Written problem:
In the entries below, identify every line with the string "mais" and copy it.

Exercise materials:
+ + + + +

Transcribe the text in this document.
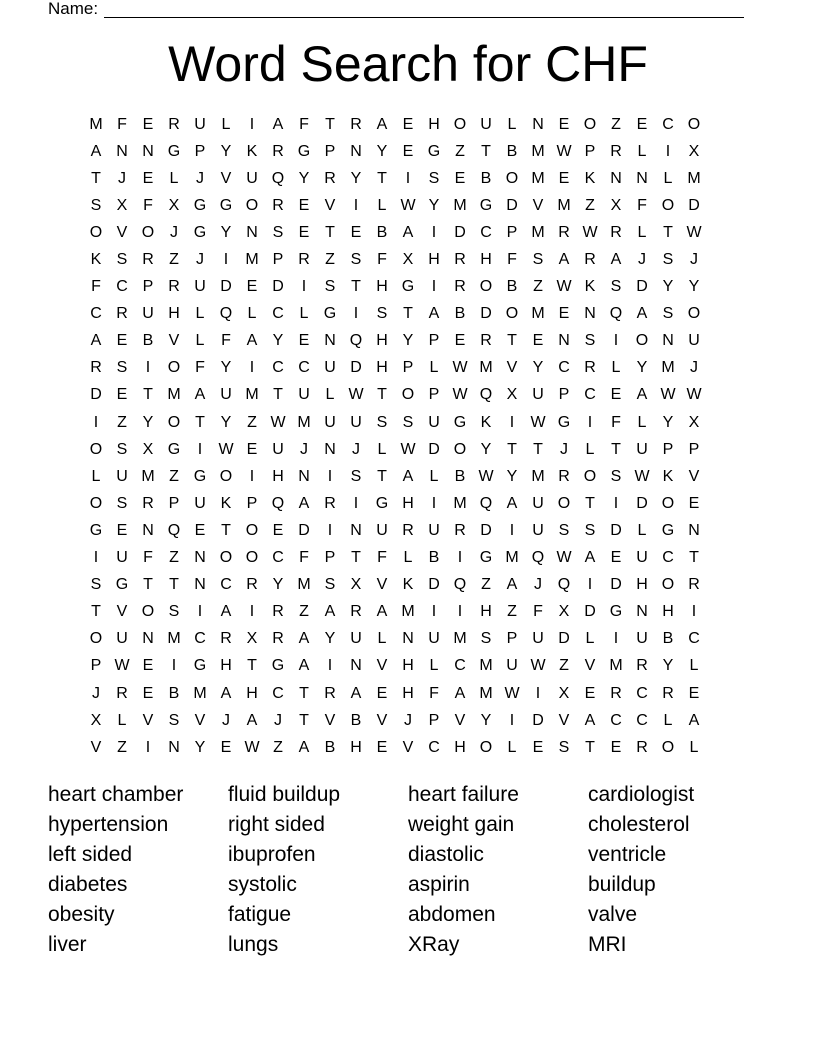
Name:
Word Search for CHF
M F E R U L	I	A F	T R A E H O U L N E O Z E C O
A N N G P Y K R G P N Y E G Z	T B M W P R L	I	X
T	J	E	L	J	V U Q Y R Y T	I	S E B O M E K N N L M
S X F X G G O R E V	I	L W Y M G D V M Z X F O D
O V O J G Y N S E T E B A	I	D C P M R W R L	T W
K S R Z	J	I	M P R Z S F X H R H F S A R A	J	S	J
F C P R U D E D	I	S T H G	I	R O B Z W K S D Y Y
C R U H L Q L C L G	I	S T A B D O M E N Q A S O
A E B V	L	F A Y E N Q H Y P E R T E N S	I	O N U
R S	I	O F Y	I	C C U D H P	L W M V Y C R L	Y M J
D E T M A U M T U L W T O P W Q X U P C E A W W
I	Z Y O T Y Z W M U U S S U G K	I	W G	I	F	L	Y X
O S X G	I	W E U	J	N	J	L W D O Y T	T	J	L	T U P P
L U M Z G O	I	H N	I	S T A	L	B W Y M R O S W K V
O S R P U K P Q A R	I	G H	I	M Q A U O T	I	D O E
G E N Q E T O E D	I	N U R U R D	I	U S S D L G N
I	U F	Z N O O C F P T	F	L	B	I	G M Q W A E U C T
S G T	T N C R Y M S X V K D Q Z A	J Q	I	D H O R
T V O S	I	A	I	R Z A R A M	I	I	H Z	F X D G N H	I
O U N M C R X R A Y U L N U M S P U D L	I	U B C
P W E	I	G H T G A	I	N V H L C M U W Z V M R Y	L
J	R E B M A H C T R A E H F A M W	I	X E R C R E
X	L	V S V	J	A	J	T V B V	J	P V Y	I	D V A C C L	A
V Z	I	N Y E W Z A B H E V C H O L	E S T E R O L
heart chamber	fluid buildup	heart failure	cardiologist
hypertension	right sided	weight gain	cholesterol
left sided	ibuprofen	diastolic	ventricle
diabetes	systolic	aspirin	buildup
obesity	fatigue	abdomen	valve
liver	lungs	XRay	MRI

+ + + + +

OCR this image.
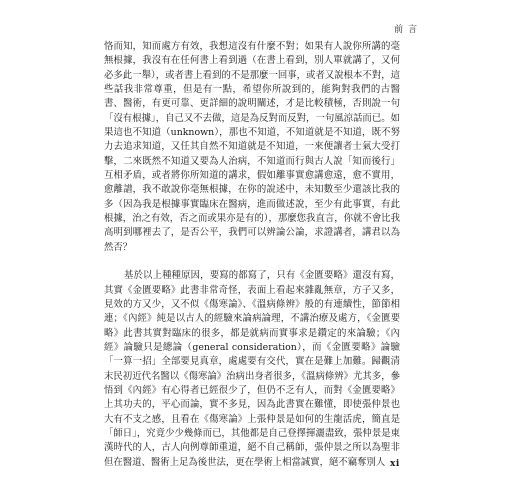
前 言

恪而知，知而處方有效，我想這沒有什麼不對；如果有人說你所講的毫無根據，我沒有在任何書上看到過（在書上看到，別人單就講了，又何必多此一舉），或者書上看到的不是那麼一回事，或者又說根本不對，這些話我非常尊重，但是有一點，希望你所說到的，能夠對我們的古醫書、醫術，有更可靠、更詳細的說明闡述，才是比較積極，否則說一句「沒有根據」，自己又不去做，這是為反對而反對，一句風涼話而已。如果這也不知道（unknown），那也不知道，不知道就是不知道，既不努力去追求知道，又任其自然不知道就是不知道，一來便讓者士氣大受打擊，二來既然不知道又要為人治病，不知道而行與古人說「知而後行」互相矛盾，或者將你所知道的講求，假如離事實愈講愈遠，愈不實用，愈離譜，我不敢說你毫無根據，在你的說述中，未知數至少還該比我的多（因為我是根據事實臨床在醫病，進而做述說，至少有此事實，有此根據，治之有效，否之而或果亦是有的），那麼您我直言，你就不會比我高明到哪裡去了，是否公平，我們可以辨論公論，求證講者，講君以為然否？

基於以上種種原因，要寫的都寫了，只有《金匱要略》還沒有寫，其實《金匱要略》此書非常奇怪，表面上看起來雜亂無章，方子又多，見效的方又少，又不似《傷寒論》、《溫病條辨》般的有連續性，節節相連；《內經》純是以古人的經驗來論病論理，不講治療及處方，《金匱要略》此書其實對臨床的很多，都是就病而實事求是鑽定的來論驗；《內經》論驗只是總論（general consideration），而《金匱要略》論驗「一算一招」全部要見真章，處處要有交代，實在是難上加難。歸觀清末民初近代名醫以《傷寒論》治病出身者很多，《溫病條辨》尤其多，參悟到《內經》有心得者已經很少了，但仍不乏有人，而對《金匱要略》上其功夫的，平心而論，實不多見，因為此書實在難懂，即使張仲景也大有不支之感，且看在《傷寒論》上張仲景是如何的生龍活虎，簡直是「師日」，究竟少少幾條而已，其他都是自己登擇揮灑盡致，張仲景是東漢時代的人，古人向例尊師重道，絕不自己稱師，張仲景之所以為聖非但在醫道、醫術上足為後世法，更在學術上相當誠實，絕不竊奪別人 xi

+ + + + +

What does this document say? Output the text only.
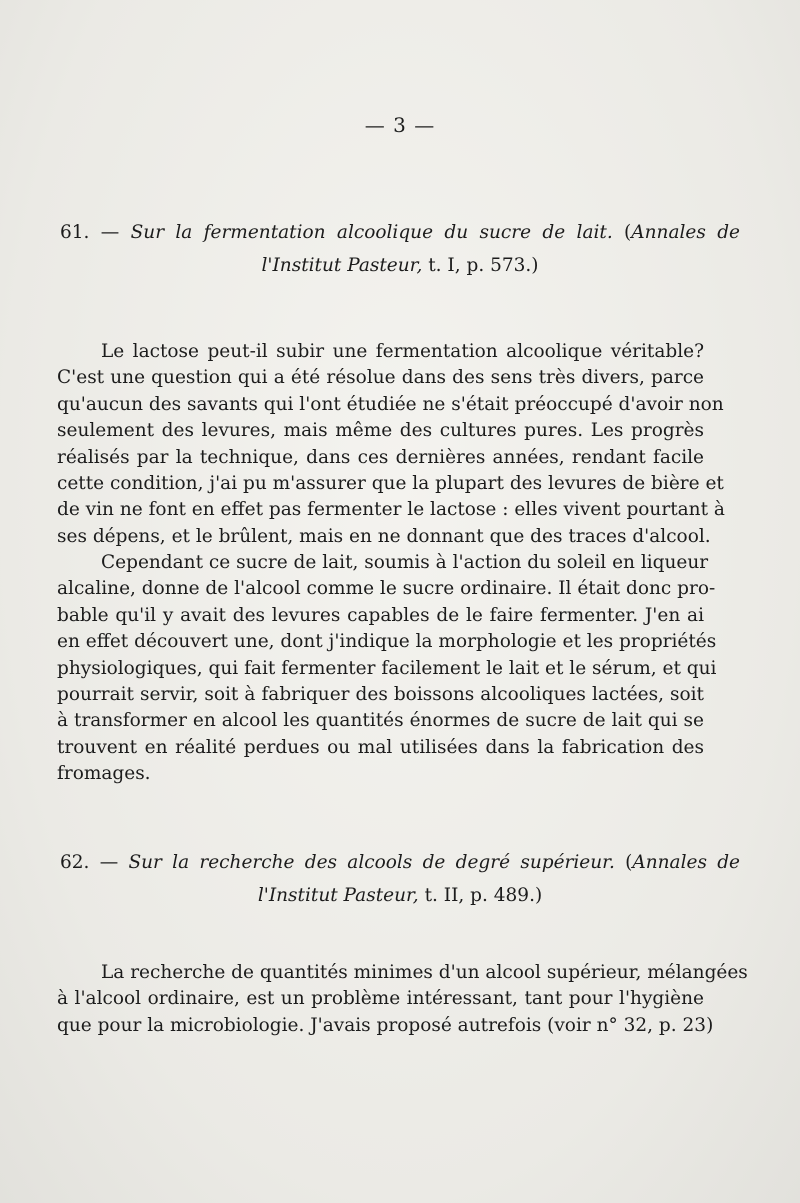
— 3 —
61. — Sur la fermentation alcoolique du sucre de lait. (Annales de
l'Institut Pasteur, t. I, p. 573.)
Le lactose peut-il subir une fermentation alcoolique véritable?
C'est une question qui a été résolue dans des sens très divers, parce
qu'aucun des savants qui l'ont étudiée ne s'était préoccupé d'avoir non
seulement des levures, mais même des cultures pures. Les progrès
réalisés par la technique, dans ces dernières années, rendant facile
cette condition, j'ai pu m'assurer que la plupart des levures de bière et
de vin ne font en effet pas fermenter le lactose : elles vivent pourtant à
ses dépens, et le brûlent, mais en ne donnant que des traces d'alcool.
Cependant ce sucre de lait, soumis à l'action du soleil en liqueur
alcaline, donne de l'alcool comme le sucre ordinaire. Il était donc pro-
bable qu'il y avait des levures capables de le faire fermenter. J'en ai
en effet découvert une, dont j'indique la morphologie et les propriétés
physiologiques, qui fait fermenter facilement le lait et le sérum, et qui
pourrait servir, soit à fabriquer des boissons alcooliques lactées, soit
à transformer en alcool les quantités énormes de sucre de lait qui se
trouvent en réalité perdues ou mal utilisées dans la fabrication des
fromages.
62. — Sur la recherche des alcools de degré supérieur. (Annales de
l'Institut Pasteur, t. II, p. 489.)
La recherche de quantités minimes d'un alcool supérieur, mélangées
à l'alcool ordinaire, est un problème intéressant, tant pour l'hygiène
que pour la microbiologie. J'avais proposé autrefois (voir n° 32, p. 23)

+ + + + +

Expected answer:
seulement des levures, mais même des cultures pures. Les progrès
ses dépens, et le brûlent, mais en ne donnant que des traces d'alcool.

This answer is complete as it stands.